== Supplied information ==

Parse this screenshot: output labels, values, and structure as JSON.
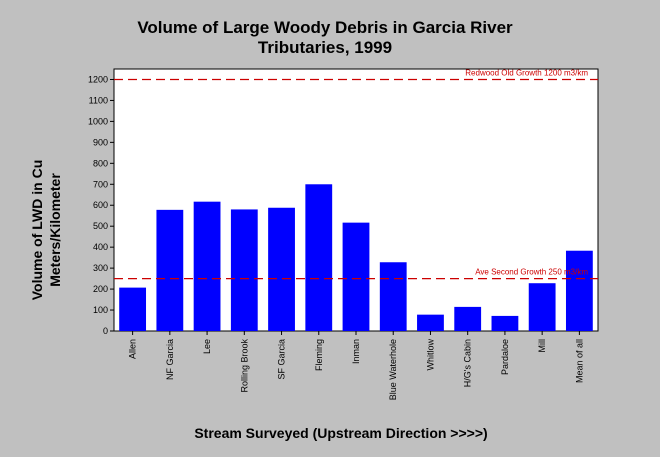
{
  "chart_data": {
    "type": "bar",
    "title_line1": "Volume of Large Woody Debris in Garcia River",
    "title_line2": "Tributaries, 1999",
    "xlabel": "Stream Surveyed (Upstream Direction >>>>)",
    "ylabel_line1": "Volume of LWD in Cu",
    "ylabel_line2": "Meters/Kilometer",
    "ylim": [
      0,
      1250
    ],
    "yticks": [
      0,
      100,
      200,
      300,
      400,
      500,
      600,
      700,
      800,
      900,
      1000,
      1100,
      1200
    ],
    "grid": false,
    "categories": [
      "Allen",
      "NF Garcia",
      "Lee",
      "Rolling Brook",
      "SF Garcia",
      "Fleming",
      "Inman",
      "Blue Waterhole",
      "Whitlow",
      "H/G's Cabin",
      "Pardaloe",
      "Mill",
      "Mean of all"
    ],
    "values": [
      207,
      578,
      617,
      580,
      588,
      700,
      517,
      328,
      78,
      115,
      72,
      228,
      383
    ],
    "reference_lines": [
      {
        "label": "Redwood Old Growth 1200 m3/km",
        "value": 1200
      },
      {
        "label": "Ave Second Growth 250 m3/km",
        "value": 250
      }
    ],
    "colors": {
      "bar": "#0000ff",
      "reference": "#cc0000",
      "plot_background": "#ffffff",
      "page_background": "#c0c0c0"
    }
  }
}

===

**Exercise description:**
Wherever "values" shows up in a line, copy that line.

**Task response:**
Parse this screenshot: output labels, values, and structure as JSON.
    "values": [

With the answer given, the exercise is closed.